▸ **WHAT TO PRODUCE**:
Lines containing the word "true" are to be located and copied.

▸ **Collected data entries**:
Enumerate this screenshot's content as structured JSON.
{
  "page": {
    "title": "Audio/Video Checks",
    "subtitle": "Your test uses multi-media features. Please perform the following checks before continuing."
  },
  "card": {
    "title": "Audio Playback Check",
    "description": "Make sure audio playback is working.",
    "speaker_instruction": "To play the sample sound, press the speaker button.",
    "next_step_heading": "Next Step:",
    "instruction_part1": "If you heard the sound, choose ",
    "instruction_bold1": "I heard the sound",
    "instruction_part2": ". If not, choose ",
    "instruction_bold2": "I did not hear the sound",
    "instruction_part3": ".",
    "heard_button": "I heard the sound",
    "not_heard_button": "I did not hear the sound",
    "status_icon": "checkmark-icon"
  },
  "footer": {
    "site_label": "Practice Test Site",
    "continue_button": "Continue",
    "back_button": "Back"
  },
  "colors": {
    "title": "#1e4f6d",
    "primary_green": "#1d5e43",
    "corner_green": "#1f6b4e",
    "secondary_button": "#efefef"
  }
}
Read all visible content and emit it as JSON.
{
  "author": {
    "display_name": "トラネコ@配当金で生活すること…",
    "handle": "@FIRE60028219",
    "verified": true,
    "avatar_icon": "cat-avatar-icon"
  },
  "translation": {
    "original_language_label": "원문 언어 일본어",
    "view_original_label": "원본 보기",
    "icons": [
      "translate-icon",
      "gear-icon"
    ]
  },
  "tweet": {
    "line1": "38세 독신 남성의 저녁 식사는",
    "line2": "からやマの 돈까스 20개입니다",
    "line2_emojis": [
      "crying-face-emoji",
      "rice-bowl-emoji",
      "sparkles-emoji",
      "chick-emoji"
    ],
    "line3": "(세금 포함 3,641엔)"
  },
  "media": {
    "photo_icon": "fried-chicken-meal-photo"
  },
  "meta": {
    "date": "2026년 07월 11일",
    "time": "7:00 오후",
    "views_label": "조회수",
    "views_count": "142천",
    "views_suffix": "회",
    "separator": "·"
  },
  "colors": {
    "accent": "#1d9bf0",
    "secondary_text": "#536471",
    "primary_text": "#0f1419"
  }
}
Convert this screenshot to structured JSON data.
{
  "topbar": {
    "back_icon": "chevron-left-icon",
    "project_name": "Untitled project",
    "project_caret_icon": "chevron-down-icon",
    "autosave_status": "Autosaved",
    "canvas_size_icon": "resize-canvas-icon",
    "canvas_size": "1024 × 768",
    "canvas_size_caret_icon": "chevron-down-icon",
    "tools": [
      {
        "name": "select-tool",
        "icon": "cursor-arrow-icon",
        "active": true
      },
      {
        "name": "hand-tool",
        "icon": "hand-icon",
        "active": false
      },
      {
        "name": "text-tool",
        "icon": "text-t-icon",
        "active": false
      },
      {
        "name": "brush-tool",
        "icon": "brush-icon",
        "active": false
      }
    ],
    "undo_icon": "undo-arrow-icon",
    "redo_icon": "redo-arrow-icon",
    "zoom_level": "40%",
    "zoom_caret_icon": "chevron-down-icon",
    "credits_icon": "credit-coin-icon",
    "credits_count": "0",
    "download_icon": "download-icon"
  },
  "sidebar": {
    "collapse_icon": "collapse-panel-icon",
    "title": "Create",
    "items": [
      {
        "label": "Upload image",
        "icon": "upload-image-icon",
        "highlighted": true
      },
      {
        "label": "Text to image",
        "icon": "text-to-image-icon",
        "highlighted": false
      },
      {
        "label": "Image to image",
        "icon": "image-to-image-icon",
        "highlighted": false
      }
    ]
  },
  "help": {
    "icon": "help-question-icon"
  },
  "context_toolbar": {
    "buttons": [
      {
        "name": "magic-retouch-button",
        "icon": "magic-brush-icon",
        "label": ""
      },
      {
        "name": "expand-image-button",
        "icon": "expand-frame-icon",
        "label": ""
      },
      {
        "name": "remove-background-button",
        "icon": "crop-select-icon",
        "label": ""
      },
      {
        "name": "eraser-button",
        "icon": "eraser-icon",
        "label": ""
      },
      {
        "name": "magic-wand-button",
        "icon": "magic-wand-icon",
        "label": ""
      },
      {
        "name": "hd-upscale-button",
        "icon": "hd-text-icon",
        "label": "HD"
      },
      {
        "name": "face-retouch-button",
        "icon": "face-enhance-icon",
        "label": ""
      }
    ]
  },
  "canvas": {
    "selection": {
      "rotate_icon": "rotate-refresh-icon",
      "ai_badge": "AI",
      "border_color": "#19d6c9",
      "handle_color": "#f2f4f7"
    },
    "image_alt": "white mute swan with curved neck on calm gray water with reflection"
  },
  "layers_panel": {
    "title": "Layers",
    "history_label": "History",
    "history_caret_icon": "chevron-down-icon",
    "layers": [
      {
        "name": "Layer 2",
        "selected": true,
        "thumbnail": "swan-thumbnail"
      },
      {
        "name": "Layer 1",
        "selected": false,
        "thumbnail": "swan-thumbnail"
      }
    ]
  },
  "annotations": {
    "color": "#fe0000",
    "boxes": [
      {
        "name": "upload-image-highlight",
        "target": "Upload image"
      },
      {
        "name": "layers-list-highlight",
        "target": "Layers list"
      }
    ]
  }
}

▸ **RESPONSE FOR THIS EXERCISE**:
    "verified": true,
        "active": true
        "highlighted": true
        "selected": true,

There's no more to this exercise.